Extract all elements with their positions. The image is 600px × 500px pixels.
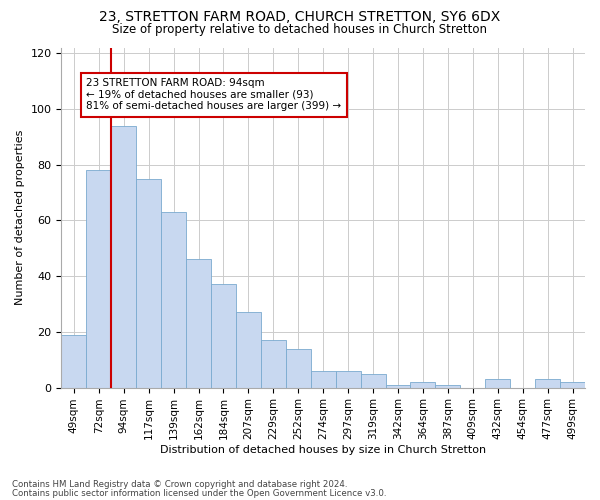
X-axis label: Distribution of detached houses by size in Church Stretton: Distribution of detached houses by size … <box>160 445 486 455</box>
Text: 23 STRETTON FARM ROAD: 94sqm
← 19% of detached houses are smaller (93)
81% of se: 23 STRETTON FARM ROAD: 94sqm ← 19% of de… <box>86 78 341 112</box>
Bar <box>61 334 86 388</box>
Bar <box>335 371 361 388</box>
Text: Contains HM Land Registry data © Crown copyright and database right 2024.: Contains HM Land Registry data © Crown c… <box>12 480 347 489</box>
Bar <box>86 170 111 388</box>
Text: 23, STRETTON FARM ROAD, CHURCH STRETTON, SY6 6DX: 23, STRETTON FARM ROAD, CHURCH STRETTON,… <box>100 10 500 24</box>
Bar <box>136 178 161 388</box>
Bar <box>286 348 311 388</box>
Bar <box>161 212 186 388</box>
Bar <box>436 385 460 388</box>
Bar <box>236 312 261 388</box>
Text: Size of property relative to detached houses in Church Stretton: Size of property relative to detached ho… <box>113 22 487 36</box>
Bar <box>560 382 585 388</box>
Bar <box>386 385 410 388</box>
Bar <box>261 340 286 388</box>
Bar <box>361 374 386 388</box>
Y-axis label: Number of detached properties: Number of detached properties <box>15 130 25 305</box>
Bar <box>186 260 211 388</box>
Bar <box>211 284 236 388</box>
Bar <box>485 379 510 388</box>
Bar <box>111 126 136 388</box>
Bar <box>535 379 560 388</box>
Bar <box>311 371 335 388</box>
Text: Contains public sector information licensed under the Open Government Licence v3: Contains public sector information licen… <box>12 488 386 498</box>
Bar <box>410 382 436 388</box>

:: Exercise objective ::
In the records above, how many lines contain the word "ROAD"? Count them and reply with the number only.

:: Exercise response ::
3